Stated goal | Each line that holds the word "snap" counts once; give the total number of such lines and nothing else.

########

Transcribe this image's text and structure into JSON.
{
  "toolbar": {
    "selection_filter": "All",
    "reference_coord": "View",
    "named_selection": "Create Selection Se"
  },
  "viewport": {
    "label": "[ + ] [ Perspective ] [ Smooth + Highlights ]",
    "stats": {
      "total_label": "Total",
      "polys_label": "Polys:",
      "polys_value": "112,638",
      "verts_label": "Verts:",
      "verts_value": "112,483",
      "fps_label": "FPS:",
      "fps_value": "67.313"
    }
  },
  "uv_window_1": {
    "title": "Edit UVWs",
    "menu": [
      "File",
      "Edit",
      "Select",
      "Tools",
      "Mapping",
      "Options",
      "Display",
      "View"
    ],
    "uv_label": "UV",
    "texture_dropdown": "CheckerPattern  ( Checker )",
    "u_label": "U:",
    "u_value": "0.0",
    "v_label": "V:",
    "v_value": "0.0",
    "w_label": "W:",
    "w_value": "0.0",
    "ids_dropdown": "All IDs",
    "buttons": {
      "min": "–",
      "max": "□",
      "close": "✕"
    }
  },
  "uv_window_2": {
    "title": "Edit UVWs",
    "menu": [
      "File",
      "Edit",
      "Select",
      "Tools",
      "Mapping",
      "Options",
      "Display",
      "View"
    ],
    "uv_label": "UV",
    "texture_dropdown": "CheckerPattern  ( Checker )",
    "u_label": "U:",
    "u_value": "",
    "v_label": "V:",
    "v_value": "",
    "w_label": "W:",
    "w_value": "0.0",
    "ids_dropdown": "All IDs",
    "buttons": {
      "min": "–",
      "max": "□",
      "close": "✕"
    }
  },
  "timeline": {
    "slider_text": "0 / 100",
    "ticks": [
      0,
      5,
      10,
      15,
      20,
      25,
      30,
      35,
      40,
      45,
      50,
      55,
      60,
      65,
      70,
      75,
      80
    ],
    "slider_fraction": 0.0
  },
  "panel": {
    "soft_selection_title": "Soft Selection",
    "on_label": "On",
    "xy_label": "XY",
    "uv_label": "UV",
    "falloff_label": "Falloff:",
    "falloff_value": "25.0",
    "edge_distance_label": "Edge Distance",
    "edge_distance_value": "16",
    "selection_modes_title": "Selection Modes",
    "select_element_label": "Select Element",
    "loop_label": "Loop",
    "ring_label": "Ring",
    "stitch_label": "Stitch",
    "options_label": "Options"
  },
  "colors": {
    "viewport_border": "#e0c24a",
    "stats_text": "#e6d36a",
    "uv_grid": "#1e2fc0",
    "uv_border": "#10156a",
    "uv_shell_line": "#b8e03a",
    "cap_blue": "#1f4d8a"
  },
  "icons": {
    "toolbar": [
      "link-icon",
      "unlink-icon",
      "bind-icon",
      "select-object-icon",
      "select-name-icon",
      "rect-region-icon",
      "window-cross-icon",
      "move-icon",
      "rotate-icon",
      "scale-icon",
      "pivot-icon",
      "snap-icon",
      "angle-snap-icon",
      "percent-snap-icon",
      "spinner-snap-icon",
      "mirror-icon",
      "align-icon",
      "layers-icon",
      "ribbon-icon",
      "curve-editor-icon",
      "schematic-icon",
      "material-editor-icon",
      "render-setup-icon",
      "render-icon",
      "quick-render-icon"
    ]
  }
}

########

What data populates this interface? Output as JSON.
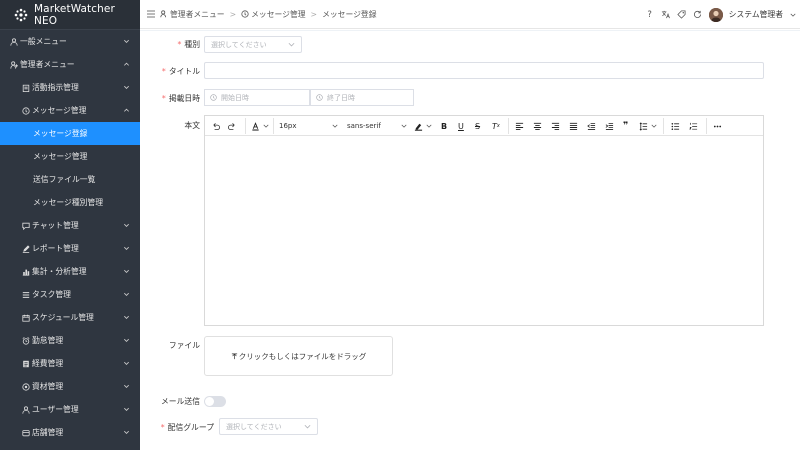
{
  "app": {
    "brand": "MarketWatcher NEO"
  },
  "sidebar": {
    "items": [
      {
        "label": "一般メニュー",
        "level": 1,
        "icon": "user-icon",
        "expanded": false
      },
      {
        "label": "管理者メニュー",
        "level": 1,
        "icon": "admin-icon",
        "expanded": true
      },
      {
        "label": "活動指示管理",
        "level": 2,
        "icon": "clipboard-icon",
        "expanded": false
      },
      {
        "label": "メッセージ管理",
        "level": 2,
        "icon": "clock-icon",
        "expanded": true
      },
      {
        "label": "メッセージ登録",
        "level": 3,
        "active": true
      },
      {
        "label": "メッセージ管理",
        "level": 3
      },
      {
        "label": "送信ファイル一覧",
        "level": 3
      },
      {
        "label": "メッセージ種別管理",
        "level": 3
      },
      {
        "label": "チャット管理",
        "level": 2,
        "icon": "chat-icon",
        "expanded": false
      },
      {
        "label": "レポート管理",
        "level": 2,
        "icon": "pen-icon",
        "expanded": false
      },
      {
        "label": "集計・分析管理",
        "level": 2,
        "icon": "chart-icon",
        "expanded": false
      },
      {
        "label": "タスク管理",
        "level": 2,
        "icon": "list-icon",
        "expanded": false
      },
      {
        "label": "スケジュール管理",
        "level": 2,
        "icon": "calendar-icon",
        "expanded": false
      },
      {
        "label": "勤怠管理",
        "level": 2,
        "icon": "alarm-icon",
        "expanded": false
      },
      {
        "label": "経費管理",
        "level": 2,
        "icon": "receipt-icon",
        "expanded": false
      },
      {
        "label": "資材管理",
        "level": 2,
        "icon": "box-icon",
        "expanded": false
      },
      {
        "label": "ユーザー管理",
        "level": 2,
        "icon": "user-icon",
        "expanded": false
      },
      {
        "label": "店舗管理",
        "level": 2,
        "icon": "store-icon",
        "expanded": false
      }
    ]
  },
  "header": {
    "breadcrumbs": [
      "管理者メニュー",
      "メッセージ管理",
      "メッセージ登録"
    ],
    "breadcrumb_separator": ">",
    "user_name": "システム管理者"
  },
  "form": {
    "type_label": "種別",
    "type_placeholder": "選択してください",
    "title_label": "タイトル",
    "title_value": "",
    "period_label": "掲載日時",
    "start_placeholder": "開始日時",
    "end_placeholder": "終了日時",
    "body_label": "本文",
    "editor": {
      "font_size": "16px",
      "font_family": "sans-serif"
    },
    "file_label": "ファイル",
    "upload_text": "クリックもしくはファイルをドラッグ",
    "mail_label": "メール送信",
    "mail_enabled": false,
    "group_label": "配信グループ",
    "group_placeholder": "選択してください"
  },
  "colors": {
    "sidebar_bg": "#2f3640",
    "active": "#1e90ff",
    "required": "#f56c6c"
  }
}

########

Task result | 4